▸ Exercise instructions
Update the lines starting at the first one and ending at the line containing "Bar (703, 127, 756, 142)" by changing "Electricity" to "Electric Power", with everything else left as it is. Return only those lines.

▸ Given data
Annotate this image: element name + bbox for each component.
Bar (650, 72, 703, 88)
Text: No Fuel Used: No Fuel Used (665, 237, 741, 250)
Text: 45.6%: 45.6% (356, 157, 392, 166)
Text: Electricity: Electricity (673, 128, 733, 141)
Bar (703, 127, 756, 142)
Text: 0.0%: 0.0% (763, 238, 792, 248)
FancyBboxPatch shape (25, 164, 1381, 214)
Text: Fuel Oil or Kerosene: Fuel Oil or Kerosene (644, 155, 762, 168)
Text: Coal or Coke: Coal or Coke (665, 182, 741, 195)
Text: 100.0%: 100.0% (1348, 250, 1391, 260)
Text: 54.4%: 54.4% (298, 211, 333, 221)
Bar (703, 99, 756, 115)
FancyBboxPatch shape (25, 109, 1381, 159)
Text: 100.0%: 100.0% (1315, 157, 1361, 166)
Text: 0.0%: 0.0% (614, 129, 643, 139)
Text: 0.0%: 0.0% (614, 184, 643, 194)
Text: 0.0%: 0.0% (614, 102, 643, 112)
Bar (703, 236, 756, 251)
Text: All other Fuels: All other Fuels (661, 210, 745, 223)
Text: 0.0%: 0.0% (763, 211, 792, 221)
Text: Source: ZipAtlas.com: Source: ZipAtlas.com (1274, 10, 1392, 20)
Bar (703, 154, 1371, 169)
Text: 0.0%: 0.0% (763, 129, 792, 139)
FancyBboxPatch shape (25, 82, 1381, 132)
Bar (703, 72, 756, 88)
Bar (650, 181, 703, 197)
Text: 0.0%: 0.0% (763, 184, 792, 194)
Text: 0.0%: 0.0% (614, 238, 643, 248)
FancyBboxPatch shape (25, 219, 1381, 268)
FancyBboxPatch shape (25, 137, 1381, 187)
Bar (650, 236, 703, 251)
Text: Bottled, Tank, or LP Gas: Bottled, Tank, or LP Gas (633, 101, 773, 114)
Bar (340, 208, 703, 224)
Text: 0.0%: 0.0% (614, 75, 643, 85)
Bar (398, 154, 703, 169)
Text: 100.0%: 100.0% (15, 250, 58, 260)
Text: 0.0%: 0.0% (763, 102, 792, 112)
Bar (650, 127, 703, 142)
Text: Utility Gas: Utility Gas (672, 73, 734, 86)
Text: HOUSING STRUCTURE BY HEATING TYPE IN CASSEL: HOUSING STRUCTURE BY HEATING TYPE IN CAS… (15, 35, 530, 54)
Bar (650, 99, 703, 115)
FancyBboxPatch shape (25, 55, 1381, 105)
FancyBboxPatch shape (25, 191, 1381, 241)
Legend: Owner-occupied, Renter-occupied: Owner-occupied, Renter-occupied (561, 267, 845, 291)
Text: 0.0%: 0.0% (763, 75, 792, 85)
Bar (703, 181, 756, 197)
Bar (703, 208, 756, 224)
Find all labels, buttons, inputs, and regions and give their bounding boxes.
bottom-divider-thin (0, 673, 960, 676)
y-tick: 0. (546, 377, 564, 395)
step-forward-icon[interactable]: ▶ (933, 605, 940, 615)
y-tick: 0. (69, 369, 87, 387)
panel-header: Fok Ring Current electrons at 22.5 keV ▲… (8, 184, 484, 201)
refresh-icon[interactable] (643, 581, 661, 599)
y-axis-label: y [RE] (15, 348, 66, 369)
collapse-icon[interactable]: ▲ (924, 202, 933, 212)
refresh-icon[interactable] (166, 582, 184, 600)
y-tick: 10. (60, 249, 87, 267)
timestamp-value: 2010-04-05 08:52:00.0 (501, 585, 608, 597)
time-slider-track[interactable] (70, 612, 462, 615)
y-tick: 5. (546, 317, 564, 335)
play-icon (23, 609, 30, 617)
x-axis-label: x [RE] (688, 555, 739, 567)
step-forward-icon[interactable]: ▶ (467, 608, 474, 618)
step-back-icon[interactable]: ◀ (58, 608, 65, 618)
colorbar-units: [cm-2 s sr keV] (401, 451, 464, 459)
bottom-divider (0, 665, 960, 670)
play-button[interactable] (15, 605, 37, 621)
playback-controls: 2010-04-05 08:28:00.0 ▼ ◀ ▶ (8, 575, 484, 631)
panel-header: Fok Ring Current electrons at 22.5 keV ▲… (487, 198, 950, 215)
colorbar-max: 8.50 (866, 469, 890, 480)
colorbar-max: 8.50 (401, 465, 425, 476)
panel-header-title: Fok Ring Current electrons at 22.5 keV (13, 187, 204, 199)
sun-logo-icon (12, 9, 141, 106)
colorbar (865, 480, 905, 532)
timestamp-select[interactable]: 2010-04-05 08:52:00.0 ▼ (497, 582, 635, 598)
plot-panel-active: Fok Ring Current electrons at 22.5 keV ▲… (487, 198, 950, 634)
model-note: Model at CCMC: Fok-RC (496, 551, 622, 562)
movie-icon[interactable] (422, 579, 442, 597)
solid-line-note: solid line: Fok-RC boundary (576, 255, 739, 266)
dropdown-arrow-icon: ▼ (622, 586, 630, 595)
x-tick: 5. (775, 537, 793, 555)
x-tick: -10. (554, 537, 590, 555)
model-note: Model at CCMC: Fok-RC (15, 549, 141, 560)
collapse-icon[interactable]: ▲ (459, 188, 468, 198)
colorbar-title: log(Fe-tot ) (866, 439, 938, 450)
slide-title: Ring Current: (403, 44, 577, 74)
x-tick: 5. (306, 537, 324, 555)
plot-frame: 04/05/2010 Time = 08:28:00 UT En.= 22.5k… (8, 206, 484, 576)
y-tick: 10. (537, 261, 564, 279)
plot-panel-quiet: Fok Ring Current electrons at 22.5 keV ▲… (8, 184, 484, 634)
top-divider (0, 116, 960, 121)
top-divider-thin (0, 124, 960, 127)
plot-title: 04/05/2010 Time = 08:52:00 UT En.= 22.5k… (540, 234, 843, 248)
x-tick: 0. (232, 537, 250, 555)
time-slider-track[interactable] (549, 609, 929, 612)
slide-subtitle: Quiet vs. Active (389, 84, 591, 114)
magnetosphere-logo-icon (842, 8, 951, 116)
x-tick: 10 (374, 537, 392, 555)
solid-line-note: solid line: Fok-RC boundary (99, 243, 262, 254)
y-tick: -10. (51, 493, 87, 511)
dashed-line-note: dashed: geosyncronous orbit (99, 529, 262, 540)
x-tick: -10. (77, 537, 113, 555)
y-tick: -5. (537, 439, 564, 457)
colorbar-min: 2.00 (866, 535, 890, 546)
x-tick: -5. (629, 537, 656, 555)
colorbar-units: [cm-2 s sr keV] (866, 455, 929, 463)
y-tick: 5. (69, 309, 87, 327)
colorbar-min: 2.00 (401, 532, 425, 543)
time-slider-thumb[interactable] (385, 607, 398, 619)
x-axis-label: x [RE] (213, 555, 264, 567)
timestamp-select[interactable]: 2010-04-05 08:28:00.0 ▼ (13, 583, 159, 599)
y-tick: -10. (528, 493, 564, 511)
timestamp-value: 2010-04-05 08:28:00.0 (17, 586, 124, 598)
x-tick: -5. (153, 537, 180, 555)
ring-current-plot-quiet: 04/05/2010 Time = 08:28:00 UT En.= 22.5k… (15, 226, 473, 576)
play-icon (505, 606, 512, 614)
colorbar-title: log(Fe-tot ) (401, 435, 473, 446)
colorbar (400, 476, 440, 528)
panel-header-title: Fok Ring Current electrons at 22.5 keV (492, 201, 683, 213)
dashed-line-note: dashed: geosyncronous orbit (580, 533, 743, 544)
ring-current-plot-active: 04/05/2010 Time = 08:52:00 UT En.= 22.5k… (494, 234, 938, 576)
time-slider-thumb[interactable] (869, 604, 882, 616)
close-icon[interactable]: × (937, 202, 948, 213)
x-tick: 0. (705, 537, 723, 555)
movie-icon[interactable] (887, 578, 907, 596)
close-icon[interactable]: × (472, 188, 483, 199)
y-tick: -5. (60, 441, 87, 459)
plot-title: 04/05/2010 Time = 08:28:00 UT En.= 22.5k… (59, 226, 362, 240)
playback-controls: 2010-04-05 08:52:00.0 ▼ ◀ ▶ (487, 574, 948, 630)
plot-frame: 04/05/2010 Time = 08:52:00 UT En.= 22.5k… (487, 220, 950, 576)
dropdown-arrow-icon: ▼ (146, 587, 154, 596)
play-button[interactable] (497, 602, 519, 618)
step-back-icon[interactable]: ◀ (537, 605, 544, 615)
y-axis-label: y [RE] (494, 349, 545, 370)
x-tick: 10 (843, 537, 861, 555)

▸ Full output
Annotate this image: element name + bbox for each component.
Bar (650, 72, 703, 88)
Text: No Fuel Used: No Fuel Used (665, 237, 741, 250)
Text: 45.6%: 45.6% (356, 157, 392, 166)
Text: Electric Power: Electric Power (673, 128, 733, 141)
Bar (703, 127, 756, 142)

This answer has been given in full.